# Records:

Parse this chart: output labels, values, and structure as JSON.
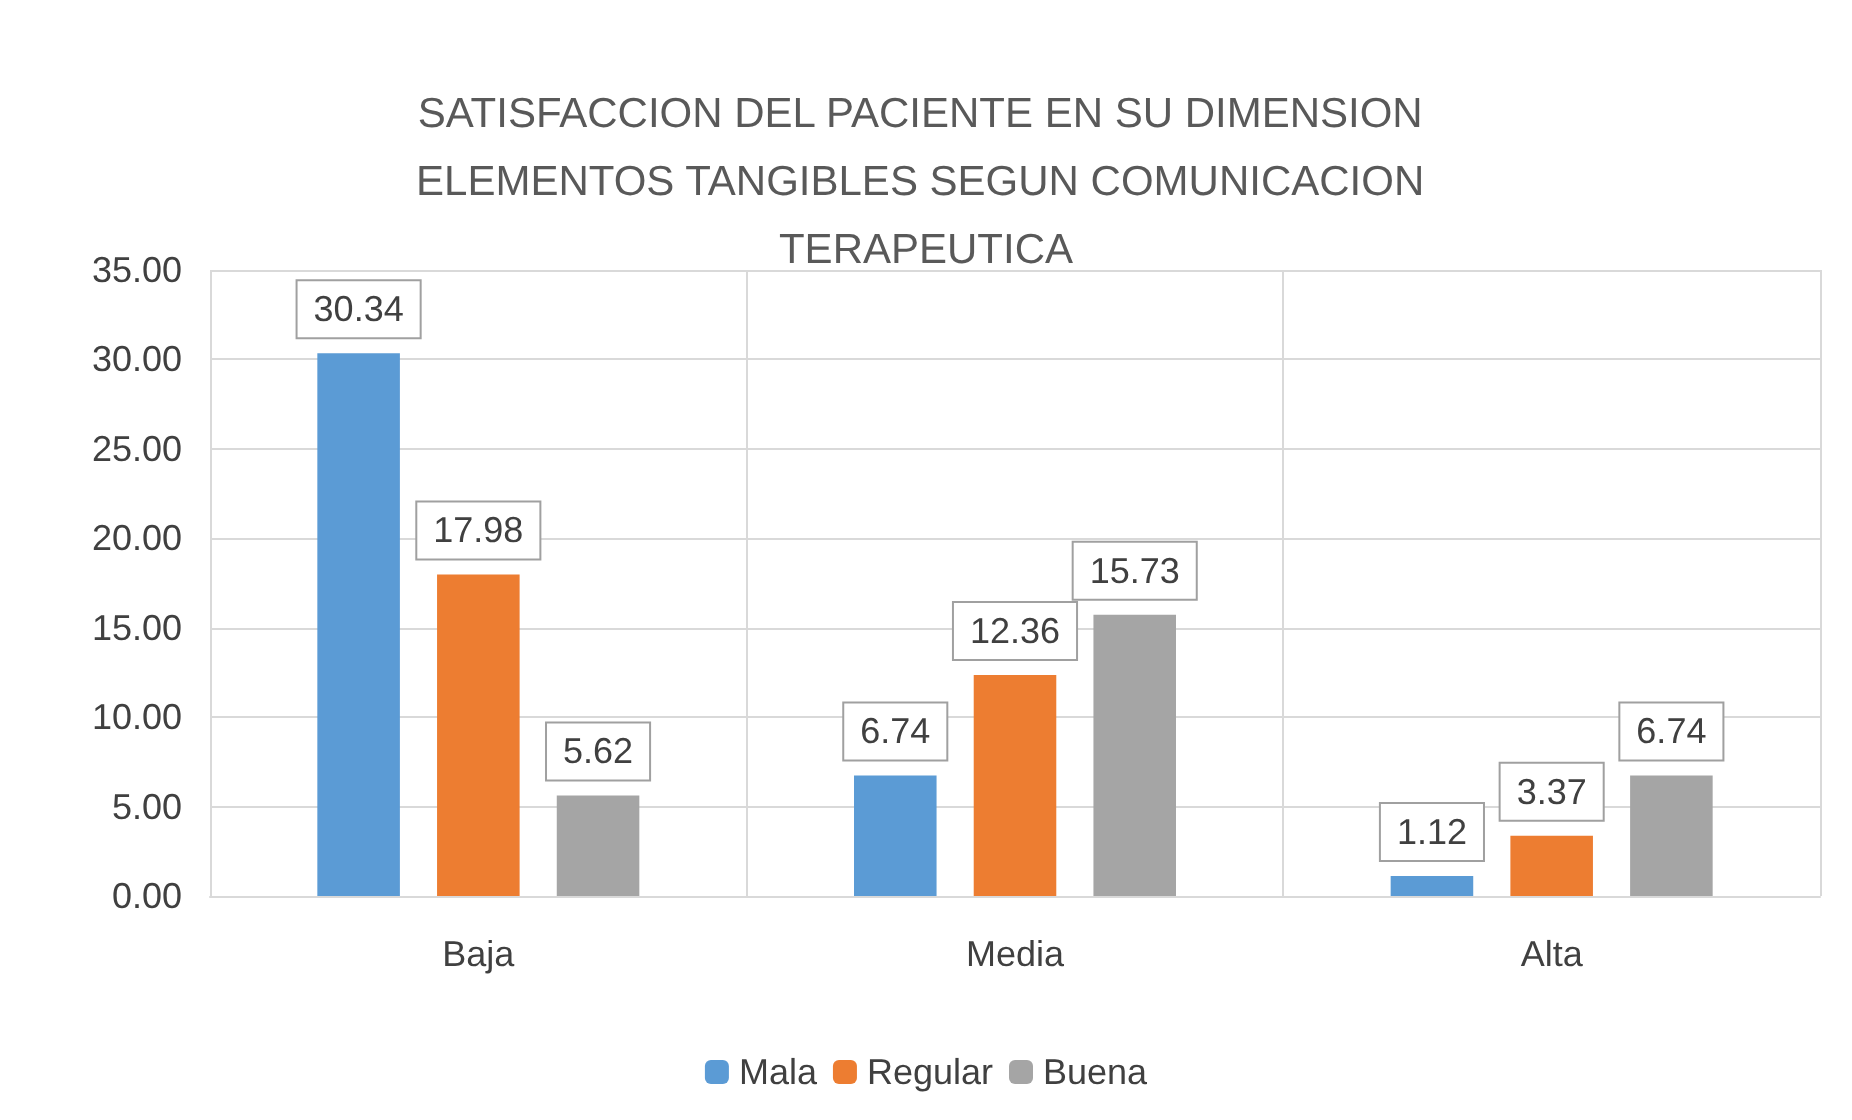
{
  "chart_data": {
    "type": "bar",
    "title": "SATISFACCION DEL PACIENTE EN SU DIMENSION ELEMENTOS TANGIBLES SEGUN COMUNICACION TERAPEUTICA",
    "categories": [
      "Baja",
      "Media",
      "Alta"
    ],
    "series": [
      {
        "name": "Mala",
        "color": "#5b9bd5",
        "values": [
          30.34,
          6.74,
          1.12
        ]
      },
      {
        "name": "Regular",
        "color": "#ed7d31",
        "values": [
          17.98,
          12.36,
          3.37
        ]
      },
      {
        "name": "Buena",
        "color": "#a5a5a5",
        "values": [
          5.62,
          15.73,
          6.74
        ]
      }
    ],
    "ylim": [
      0,
      35
    ],
    "yticks": [
      {
        "value": 0,
        "label": "0.00"
      },
      {
        "value": 5,
        "label": "5.00"
      },
      {
        "value": 10,
        "label": "10.00"
      },
      {
        "value": 15,
        "label": "15.00"
      },
      {
        "value": 20,
        "label": "20.00"
      },
      {
        "value": 25,
        "label": "25.00"
      },
      {
        "value": 30,
        "label": "30.00"
      },
      {
        "value": 35,
        "label": "35.00"
      }
    ],
    "grid": true,
    "legend": "bottom",
    "data_labels": true
  }
}
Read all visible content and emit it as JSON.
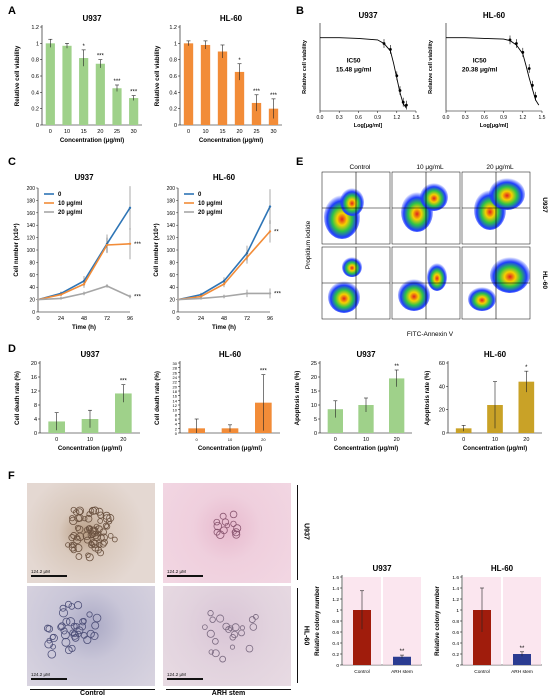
{
  "panel_labels": [
    "A",
    "B",
    "C",
    "D",
    "E",
    "F"
  ],
  "cell_line_labels": {
    "u937": "U937",
    "hl60": "HL-60"
  },
  "flow": {
    "col_labels": [
      "Control",
      "10 μg/mL",
      "20 μg/mL"
    ],
    "row_labels": [
      "U937",
      "HL-60"
    ],
    "xlabel": "FITC-Annexin V",
    "ylabel": "Propidium iodide"
  },
  "micro": {
    "scale_text": "124.2 μM",
    "col_labels": [
      "Control",
      "ARH stem"
    ],
    "row_labels": [
      "U937",
      "HL-60"
    ]
  },
  "colors": {
    "green": "#9fd18a",
    "orange": "#f28c38",
    "olive": "#c9a227",
    "darkred": "#a01c0c",
    "navy": "#2b3c91",
    "blue": "#2e75b6",
    "gray": "#a6a6a6",
    "pink": "#f9d5e5"
  },
  "chart_data": [
    {
      "id": "A1",
      "type": "bar",
      "title": "U937",
      "categories": [
        "0",
        "10",
        "15",
        "20",
        "25",
        "30"
      ],
      "values": [
        1.0,
        0.97,
        0.82,
        0.75,
        0.45,
        0.33
      ],
      "errors": [
        0.05,
        0.03,
        0.1,
        0.05,
        0.04,
        0.03
      ],
      "sig": [
        "",
        "",
        "*",
        "***",
        "***",
        "***"
      ],
      "ylim": [
        0,
        1.2
      ],
      "yticks": [
        "0",
        "0.2",
        "0.4",
        "0.6",
        "0.8",
        "1",
        "1.2"
      ],
      "xlabel": "Concentration (μg/ml)",
      "ylabel": "Relative cell viability",
      "color": "green"
    },
    {
      "id": "A2",
      "type": "bar",
      "title": "HL-60",
      "categories": [
        "0",
        "10",
        "15",
        "20",
        "25",
        "30"
      ],
      "values": [
        1.0,
        0.98,
        0.9,
        0.65,
        0.27,
        0.2
      ],
      "errors": [
        0.03,
        0.05,
        0.08,
        0.1,
        0.1,
        0.12
      ],
      "sig": [
        "",
        "",
        "",
        "*",
        "***",
        "***"
      ],
      "ylim": [
        0,
        1.2
      ],
      "yticks": [
        "0",
        "0.2",
        "0.4",
        "0.6",
        "0.8",
        "1",
        "1.2"
      ],
      "xlabel": "Concentration (μg/ml)",
      "ylabel": "Relative cell viability",
      "color": "orange"
    },
    {
      "id": "B1",
      "type": "line",
      "title": "U937",
      "x": [
        0.0,
        0.3,
        0.6,
        0.9,
        1.0,
        1.1,
        1.15,
        1.2,
        1.25,
        1.3,
        1.35
      ],
      "y": [
        100,
        100,
        99,
        97,
        92,
        82,
        65,
        45,
        25,
        10,
        4
      ],
      "xlim": [
        0,
        1.5
      ],
      "ylim": [
        0,
        120
      ],
      "xticks": [
        "0.0",
        "0.3",
        "0.6",
        "0.9",
        "1.2",
        "1.5"
      ],
      "xlabel": "Log[μg/ml]",
      "ylabel": "Relative cell viability",
      "annotation": "IC50\n15.48 μg/ml",
      "points": [
        [
          1.0,
          92
        ],
        [
          1.1,
          84
        ],
        [
          1.2,
          48
        ],
        [
          1.25,
          28
        ],
        [
          1.3,
          12
        ],
        [
          1.35,
          8
        ]
      ]
    },
    {
      "id": "B2",
      "type": "line",
      "title": "HL-60",
      "x": [
        0.0,
        0.3,
        0.6,
        0.9,
        1.0,
        1.1,
        1.2,
        1.25,
        1.3,
        1.35,
        1.4,
        1.45
      ],
      "y": [
        100,
        100,
        99,
        98,
        96,
        90,
        78,
        62,
        45,
        30,
        15,
        8
      ],
      "xlim": [
        0,
        1.5
      ],
      "ylim": [
        0,
        120
      ],
      "xticks": [
        "0.0",
        "0.3",
        "0.6",
        "0.9",
        "1.2",
        "1.5"
      ],
      "xlabel": "Log[μg/ml]",
      "ylabel": "Relative cell viability",
      "annotation": "IC50\n20.38 μg/ml",
      "points": [
        [
          1.0,
          97
        ],
        [
          1.1,
          92
        ],
        [
          1.2,
          80
        ],
        [
          1.3,
          58
        ],
        [
          1.35,
          35
        ],
        [
          1.4,
          20
        ]
      ]
    },
    {
      "id": "C1",
      "type": "line",
      "title": "U937",
      "x": [
        0,
        24,
        48,
        72,
        96
      ],
      "series": [
        {
          "name": "0",
          "color": "blue",
          "values": [
            20,
            30,
            50,
            110,
            168
          ]
        },
        {
          "name": "10 μg/ml",
          "color": "orange",
          "values": [
            20,
            28,
            45,
            108,
            110
          ]
        },
        {
          "name": "20 μg/ml",
          "color": "gray",
          "values": [
            20,
            22,
            30,
            42,
            25
          ]
        }
      ],
      "errors": [
        [
          0,
          3,
          8,
          15,
          35
        ],
        [
          0,
          3,
          6,
          12,
          25
        ],
        [
          0,
          2,
          3,
          3,
          3
        ]
      ],
      "ylim": [
        0,
        200
      ],
      "yticks": [
        "0",
        "20",
        "40",
        "60",
        "80",
        "100",
        "120",
        "140",
        "160",
        "180",
        "200"
      ],
      "xticks": [
        "0",
        "24",
        "48",
        "72",
        "96"
      ],
      "xlabel": "Time (h)",
      "ylabel": "Cell number (x10⁴)",
      "sig": [
        "***",
        "***"
      ]
    },
    {
      "id": "C2",
      "type": "line",
      "title": "HL-60",
      "x": [
        0,
        24,
        48,
        72,
        96
      ],
      "series": [
        {
          "name": "0",
          "color": "blue",
          "values": [
            20,
            28,
            50,
            95,
            170
          ]
        },
        {
          "name": "10 μg/ml",
          "color": "orange",
          "values": [
            20,
            25,
            45,
            88,
            130
          ]
        },
        {
          "name": "20 μg/ml",
          "color": "gray",
          "values": [
            20,
            22,
            25,
            30,
            30
          ]
        }
      ],
      "errors": [
        [
          0,
          3,
          6,
          12,
          28
        ],
        [
          0,
          3,
          5,
          10,
          18
        ],
        [
          0,
          2,
          3,
          6,
          8
        ]
      ],
      "ylim": [
        0,
        200
      ],
      "yticks": [
        "0",
        "20",
        "40",
        "60",
        "80",
        "100",
        "120",
        "140",
        "160",
        "180",
        "200"
      ],
      "xticks": [
        "0",
        "24",
        "48",
        "72",
        "96"
      ],
      "xlabel": "Time (h)",
      "ylabel": "Cell number (x10⁴)",
      "sig": [
        "**",
        "***"
      ]
    },
    {
      "id": "D1",
      "type": "bar",
      "title": "U937",
      "categories": [
        "0",
        "10",
        "20"
      ],
      "values": [
        3.3,
        4.0,
        11.3
      ],
      "errors": [
        2.5,
        2.5,
        2.5
      ],
      "sig": [
        "",
        "",
        "***"
      ],
      "ylim": [
        0,
        20
      ],
      "yticks": [
        "0",
        "4",
        "8",
        "12",
        "16",
        "20"
      ],
      "xlabel": "Concentration (μg/ml)",
      "ylabel": "Cell death rate (%)",
      "color": "green"
    },
    {
      "id": "D2",
      "type": "bar",
      "title": "HL-60",
      "categories": [
        "0",
        "10",
        "20"
      ],
      "values": [
        2.0,
        2.0,
        13.0
      ],
      "errors": [
        4.0,
        1.5,
        12.0
      ],
      "sig": [
        "",
        "",
        "***"
      ],
      "ylim": [
        0,
        30
      ],
      "yticks": [
        "0",
        "2",
        "4",
        "6",
        "8",
        "10",
        "12",
        "14",
        "16",
        "18",
        "20",
        "22",
        "24",
        "26",
        "28",
        "30"
      ],
      "xlabel": "Concentration (μg/ml)",
      "ylabel": "Cell death rate (%)",
      "color": "orange"
    },
    {
      "id": "D3",
      "type": "bar",
      "title": "U937",
      "categories": [
        "0",
        "10",
        "20"
      ],
      "values": [
        8.5,
        10.0,
        19.5
      ],
      "errors": [
        3.0,
        2.5,
        3.0
      ],
      "sig": [
        "",
        "",
        "**"
      ],
      "ylim": [
        0,
        25
      ],
      "yticks": [
        "0",
        "5",
        "10",
        "15",
        "20",
        "25"
      ],
      "xlabel": "Concentration (μg/ml)",
      "ylabel": "Apoptosis rate (%)",
      "color": "green"
    },
    {
      "id": "D4",
      "type": "bar",
      "title": "HL-60",
      "categories": [
        "0",
        "10",
        "20"
      ],
      "values": [
        4.0,
        24.0,
        44.0
      ],
      "errors": [
        2.5,
        20.0,
        9.0
      ],
      "sig": [
        "",
        "",
        "*"
      ],
      "ylim": [
        0,
        60
      ],
      "yticks": [
        "0",
        "20",
        "40",
        "60"
      ],
      "xlabel": "Concentration (μg/ml)",
      "ylabel": "Apoptosis rate (%)",
      "color": "olive"
    },
    {
      "id": "F1",
      "type": "bar",
      "title": "U937",
      "categories": [
        "Control",
        "ARH stem"
      ],
      "values": [
        1.0,
        0.15
      ],
      "errors": [
        0.35,
        0.03
      ],
      "colors": [
        "darkred",
        "navy"
      ],
      "sig": [
        "",
        "**"
      ],
      "ylim": [
        0,
        1.6
      ],
      "yticks": [
        "0",
        "0.2",
        "0.4",
        "0.6",
        "0.8",
        "1",
        "1.2",
        "1.4",
        "1.6"
      ],
      "xlabel": "",
      "ylabel": "Relative colony number"
    },
    {
      "id": "F2",
      "type": "bar",
      "title": "HL-60",
      "categories": [
        "Control",
        "ARH stem"
      ],
      "values": [
        1.0,
        0.2
      ],
      "errors": [
        0.4,
        0.04
      ],
      "colors": [
        "darkred",
        "navy"
      ],
      "sig": [
        "",
        "**"
      ],
      "ylim": [
        0,
        1.6
      ],
      "yticks": [
        "0",
        "0.2",
        "0.4",
        "0.6",
        "0.8",
        "1",
        "1.2",
        "1.4",
        "1.6"
      ],
      "xlabel": "",
      "ylabel": "Relative colony number"
    }
  ]
}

# Given task:
Pull every line containing "annotation" from the data.

# Output for this exercise:
      "annotation": "IC50\n15.48 μg/ml",
      "annotation": "IC50\n20.38 μg/ml",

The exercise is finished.